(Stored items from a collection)

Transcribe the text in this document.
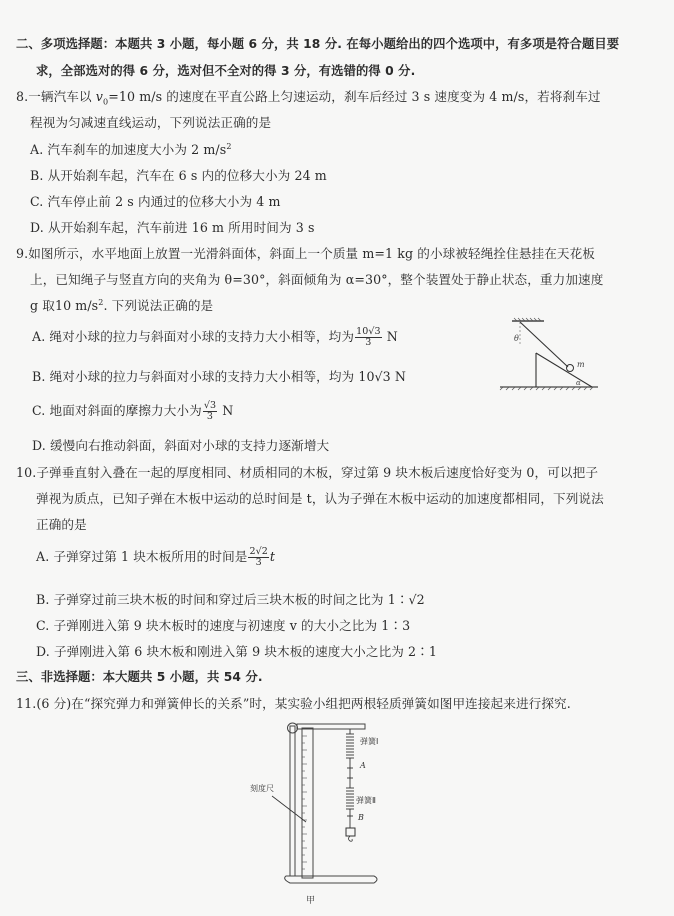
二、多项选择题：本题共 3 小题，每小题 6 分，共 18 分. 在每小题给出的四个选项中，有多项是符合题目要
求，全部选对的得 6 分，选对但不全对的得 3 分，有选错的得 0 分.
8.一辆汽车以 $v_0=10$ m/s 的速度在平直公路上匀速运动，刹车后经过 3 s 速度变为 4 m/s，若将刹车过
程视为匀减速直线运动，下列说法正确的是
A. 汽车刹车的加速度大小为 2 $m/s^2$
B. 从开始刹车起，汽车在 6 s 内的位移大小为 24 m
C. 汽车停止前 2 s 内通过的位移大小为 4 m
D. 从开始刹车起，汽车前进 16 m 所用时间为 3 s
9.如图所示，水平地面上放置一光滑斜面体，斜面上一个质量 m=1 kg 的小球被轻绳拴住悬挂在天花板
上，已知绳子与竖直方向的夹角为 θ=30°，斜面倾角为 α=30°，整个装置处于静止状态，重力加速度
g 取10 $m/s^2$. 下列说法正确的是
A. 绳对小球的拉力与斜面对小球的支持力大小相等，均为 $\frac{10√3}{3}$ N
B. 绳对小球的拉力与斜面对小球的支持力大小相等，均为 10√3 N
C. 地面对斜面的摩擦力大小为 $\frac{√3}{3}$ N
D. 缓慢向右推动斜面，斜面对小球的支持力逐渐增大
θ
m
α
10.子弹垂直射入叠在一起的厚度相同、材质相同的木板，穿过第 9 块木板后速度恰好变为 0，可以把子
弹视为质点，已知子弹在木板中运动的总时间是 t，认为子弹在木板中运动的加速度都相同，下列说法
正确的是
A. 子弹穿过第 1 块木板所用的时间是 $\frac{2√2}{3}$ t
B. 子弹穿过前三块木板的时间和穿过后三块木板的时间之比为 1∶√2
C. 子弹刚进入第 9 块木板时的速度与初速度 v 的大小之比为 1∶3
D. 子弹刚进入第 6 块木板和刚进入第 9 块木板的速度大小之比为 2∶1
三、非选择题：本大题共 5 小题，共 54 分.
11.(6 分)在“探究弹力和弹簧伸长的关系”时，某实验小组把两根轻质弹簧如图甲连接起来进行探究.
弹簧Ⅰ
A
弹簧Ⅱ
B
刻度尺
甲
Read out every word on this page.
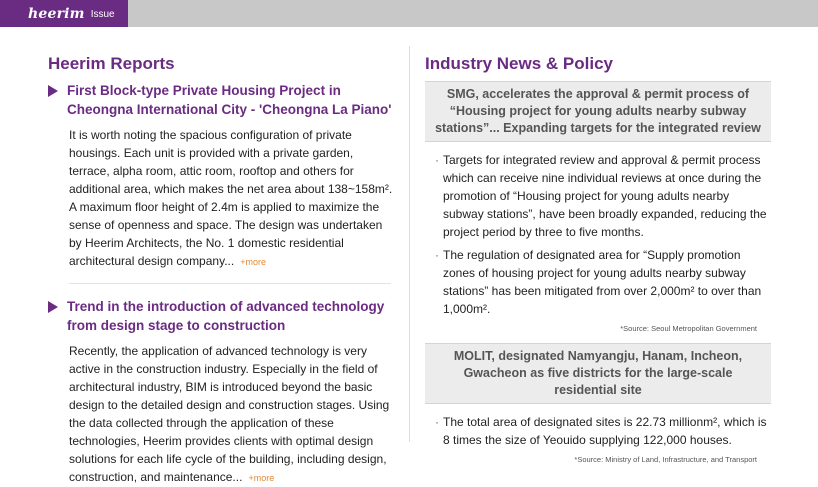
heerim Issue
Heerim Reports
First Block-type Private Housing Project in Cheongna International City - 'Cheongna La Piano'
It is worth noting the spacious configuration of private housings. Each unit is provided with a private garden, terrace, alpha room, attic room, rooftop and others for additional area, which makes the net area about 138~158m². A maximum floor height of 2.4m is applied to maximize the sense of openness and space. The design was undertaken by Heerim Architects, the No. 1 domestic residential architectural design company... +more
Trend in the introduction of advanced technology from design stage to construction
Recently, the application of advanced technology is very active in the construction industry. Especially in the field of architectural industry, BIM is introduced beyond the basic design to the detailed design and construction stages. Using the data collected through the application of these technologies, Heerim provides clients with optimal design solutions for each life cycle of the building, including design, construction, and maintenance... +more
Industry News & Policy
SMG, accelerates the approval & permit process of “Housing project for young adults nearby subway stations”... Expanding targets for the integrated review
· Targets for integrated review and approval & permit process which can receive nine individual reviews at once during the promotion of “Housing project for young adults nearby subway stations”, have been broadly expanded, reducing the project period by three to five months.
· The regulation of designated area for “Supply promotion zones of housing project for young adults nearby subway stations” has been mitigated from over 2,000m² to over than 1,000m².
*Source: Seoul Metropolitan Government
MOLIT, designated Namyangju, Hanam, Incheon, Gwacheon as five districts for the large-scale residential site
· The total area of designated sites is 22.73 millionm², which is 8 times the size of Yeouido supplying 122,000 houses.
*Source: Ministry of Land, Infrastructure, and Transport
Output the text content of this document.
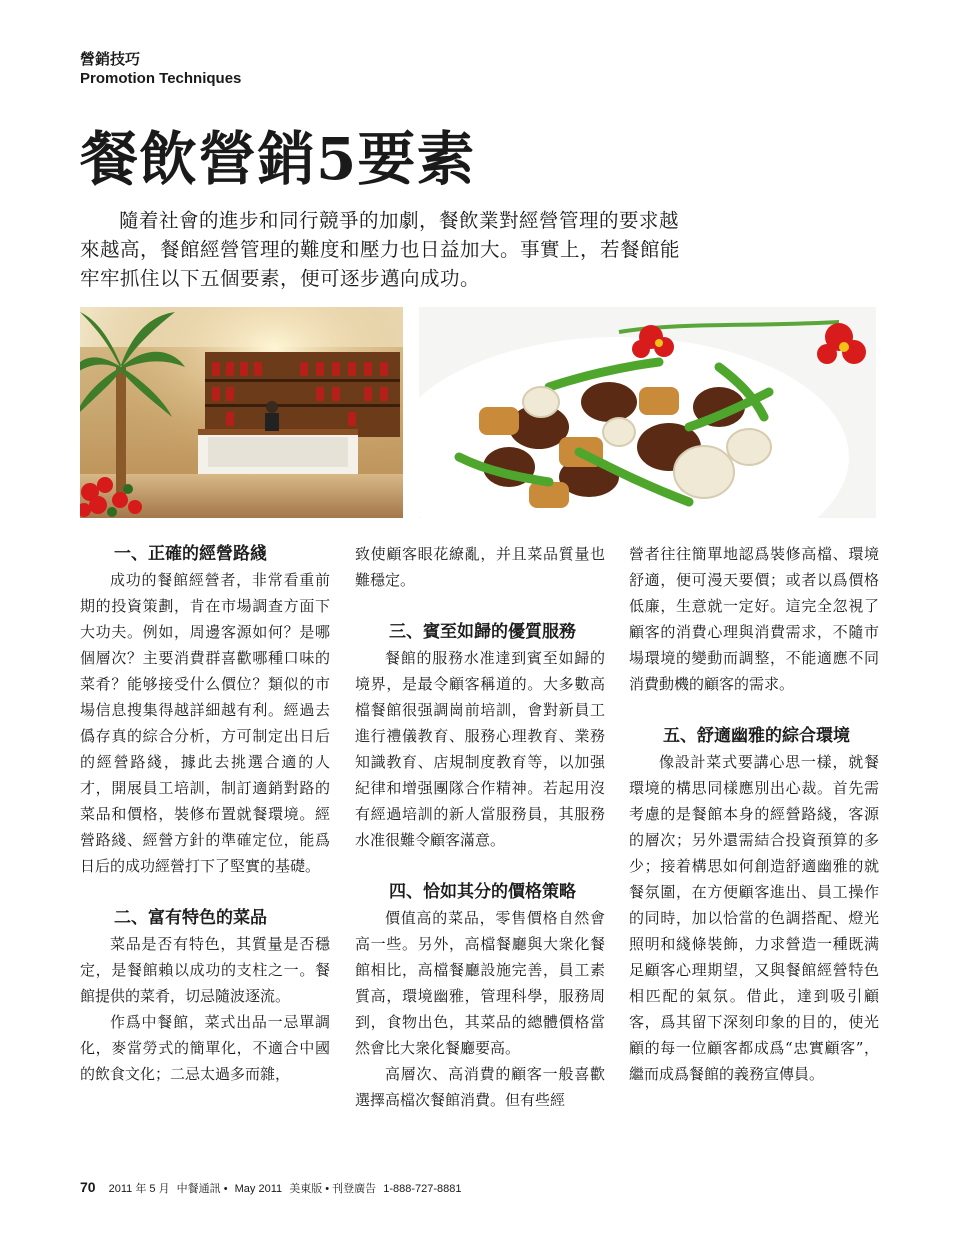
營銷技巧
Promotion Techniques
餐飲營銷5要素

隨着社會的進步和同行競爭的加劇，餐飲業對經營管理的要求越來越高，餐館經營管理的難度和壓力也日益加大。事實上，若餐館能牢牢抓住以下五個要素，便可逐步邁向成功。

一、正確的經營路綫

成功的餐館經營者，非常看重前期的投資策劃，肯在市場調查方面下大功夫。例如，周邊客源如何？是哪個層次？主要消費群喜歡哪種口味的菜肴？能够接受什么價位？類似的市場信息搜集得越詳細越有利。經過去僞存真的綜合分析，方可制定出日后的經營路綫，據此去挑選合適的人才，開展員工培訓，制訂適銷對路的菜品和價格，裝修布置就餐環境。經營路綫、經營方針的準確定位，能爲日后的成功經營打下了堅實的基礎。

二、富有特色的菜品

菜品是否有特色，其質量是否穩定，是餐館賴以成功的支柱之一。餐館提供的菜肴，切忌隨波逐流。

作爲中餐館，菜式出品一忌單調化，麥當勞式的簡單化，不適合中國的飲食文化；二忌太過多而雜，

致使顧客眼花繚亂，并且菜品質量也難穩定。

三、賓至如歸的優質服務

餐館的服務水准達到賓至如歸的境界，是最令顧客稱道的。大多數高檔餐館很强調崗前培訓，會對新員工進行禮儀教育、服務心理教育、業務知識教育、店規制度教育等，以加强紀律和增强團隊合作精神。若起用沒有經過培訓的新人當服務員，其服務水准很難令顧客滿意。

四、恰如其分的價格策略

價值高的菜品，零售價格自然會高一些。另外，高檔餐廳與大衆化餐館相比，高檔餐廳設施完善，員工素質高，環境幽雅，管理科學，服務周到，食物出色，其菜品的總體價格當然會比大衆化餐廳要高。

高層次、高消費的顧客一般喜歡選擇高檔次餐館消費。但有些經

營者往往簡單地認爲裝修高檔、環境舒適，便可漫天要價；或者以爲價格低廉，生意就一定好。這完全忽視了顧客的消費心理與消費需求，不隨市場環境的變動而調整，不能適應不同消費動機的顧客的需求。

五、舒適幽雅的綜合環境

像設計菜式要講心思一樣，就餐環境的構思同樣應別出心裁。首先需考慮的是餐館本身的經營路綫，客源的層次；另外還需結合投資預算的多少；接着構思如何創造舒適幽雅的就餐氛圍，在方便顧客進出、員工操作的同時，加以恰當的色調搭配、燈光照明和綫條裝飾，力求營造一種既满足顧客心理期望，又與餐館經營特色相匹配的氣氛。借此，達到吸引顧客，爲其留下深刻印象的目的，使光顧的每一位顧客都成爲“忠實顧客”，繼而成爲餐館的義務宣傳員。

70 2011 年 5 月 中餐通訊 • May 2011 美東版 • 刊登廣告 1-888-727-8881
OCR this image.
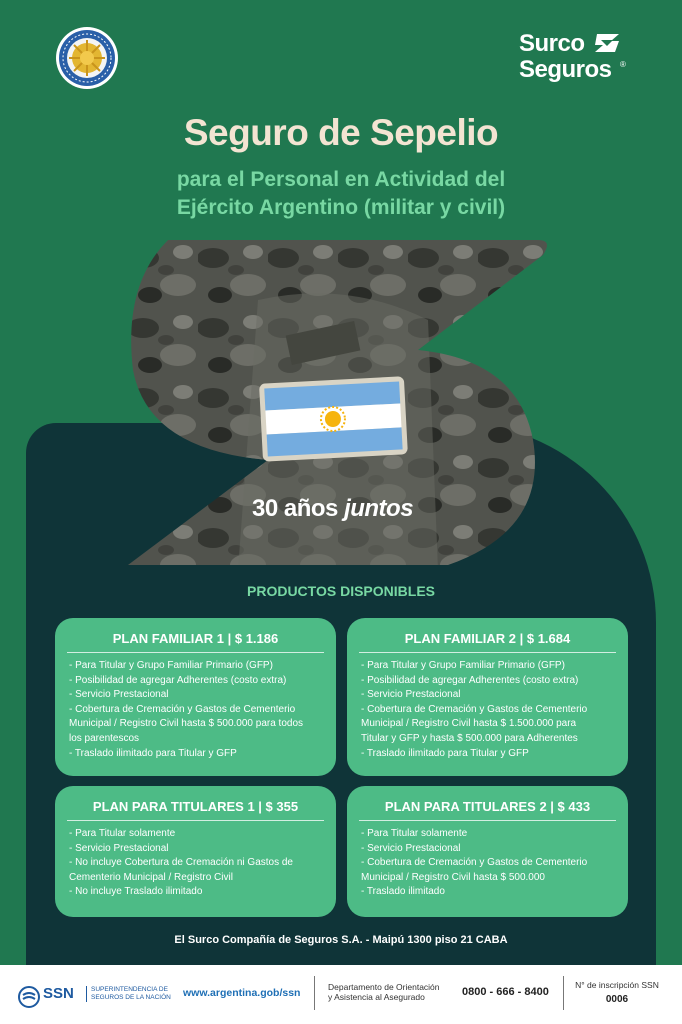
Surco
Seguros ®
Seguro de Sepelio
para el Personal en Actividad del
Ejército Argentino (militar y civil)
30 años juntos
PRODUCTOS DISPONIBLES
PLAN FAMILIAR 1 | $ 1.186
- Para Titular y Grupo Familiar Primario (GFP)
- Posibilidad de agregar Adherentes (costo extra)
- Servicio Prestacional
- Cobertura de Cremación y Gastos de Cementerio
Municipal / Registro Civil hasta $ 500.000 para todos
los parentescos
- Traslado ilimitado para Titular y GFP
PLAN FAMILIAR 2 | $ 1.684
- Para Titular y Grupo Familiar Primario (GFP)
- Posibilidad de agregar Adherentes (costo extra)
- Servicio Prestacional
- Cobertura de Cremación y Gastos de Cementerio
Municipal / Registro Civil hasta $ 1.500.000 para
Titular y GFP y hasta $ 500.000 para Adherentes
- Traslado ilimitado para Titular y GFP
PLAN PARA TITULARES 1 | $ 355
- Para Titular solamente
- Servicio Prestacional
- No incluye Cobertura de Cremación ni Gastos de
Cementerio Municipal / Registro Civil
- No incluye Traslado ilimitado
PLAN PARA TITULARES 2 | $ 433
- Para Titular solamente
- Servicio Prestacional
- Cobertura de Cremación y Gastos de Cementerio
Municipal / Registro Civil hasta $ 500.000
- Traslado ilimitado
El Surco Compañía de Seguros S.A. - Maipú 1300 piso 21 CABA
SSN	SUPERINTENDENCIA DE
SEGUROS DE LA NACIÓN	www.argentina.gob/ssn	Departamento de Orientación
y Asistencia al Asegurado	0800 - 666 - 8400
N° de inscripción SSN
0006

▶ [Task goal]
How many lines of the data hold the string "Surco"? Reply with the number alone.

▶ [Result for this task]
2